PROBLEM DETAILS:
Print the records below exactly as they appear.

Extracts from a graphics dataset
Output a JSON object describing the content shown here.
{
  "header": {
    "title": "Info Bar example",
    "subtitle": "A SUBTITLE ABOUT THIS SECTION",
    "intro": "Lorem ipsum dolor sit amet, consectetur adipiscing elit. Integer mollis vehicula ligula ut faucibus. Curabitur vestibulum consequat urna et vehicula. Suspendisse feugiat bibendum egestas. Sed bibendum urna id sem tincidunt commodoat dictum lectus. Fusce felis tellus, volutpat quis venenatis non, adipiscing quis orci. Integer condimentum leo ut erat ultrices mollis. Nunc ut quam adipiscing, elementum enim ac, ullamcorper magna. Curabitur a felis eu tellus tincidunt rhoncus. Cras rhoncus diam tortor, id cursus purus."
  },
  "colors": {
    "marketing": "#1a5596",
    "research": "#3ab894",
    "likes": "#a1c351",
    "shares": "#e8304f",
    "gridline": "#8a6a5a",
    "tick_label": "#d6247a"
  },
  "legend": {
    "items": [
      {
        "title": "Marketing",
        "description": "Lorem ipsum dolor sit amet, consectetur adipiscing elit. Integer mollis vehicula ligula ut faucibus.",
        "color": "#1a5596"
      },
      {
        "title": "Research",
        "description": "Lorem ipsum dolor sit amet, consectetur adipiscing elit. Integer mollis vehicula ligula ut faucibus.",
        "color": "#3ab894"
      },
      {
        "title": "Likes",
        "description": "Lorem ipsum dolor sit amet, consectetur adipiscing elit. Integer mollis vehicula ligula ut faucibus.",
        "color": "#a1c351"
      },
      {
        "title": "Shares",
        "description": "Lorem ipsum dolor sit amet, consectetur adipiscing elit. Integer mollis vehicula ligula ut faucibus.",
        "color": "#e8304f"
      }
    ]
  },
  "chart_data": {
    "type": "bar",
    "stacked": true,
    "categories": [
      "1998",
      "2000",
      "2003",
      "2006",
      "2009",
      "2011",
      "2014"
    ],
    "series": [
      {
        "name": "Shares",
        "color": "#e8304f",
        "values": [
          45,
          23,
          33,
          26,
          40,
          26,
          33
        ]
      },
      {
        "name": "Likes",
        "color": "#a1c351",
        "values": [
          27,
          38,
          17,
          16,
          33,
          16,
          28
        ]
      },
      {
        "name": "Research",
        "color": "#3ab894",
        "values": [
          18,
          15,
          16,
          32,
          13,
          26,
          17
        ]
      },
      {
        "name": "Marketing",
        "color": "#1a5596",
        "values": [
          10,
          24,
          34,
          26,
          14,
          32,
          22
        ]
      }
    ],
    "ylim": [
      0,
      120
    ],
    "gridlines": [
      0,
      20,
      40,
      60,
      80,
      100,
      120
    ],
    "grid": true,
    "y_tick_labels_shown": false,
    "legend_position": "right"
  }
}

OUTPUT:
Output a JSON object describing the content shown here.
{
  "header": {
    "title": "Info Bar example",
    "subtitle": "A SUBTITLE ABOUT THIS SECTION",
    "intro": "Lorem ipsum dolor sit amet, consectetur adipiscing elit. Integer mollis vehicula ligula ut faucibus. Curabitur vestibulum consequat urna et vehicula. Suspendisse feugiat bibendum egestas. Sed bibendum urna id sem tincidunt commodoat dictum lectus. Fusce felis tellus, volutpat quis venenatis non, adipiscing quis orci. Integer condimentum leo ut erat ultrices mollis. Nunc ut quam adipiscing, elementum enim ac, ullamcorper magna. Curabitur a felis eu tellus tincidunt rhoncus. Cras rhoncus diam tortor, id cursus purus."
  },
  "colors": {
    "marketing": "#1a5596",
    "research": "#3ab894",
    "likes": "#a1c351",
    "shares": "#e8304f",
    "gridline": "#8a6a5a",
    "tick_label": "#d6247a"
  },
  "legend": {
    "items": [
      {
        "title": "Marketing",
        "description": "Lorem ipsum dolor sit amet, consectetur adipiscing elit. Integer mollis vehicula ligula ut faucibus.",
        "color": "#1a5596"
      },
      {
        "title": "Research",
        "description": "Lorem ipsum dolor sit amet, consectetur adipiscing elit. Integer mollis vehicula ligula ut faucibus.",
        "color": "#3ab894"
      },
      {
        "title": "Likes",
        "description": "Lorem ipsum dolor sit amet, consectetur adipiscing elit. Integer mollis vehicula ligula ut faucibus.",
        "color": "#a1c351"
      },
      {
        "title": "Shares",
        "description": "Lorem ipsum dolor sit amet, consectetur adipiscing elit. Integer mollis vehicula ligula ut faucibus.",
        "color": "#e8304f"
      }
    ]
  },
  "chart_data": {
    "type": "bar",
    "stacked": true,
    "categories": [
      "1998",
      "2000",
      "2003",
      "2006",
      "2009",
      "2011",
      "2014"
    ],
    "series": [
      {
        "name": "Shares",
        "color": "#e8304f",
        "values": [
          45,
          23,
          33,
          26,
          40,
          26,
          33
        ]
      },
      {
        "name": "Likes",
        "color": "#a1c351",
        "values": [
          27,
          38,
          17,
          16,
          33,
          16,
          28
        ]
      },
      {
        "name": "Research",
        "color": "#3ab894",
        "values": [
          18,
          15,
          16,
          32,
          13,
          26,
          17
        ]
      },
      {
        "name": "Marketing",
        "color": "#1a5596",
        "values": [
          10,
          24,
          34,
          26,
          14,
          32,
          22
        ]
      }
    ],
    "ylim": [
      0,
      120
    ],
    "gridlines": [
      0,
      20,
      40,
      60,
      80,
      100,
      120
    ],
    "grid": true,
    "y_tick_labels_shown": false,
    "legend_position": "right"
  }
}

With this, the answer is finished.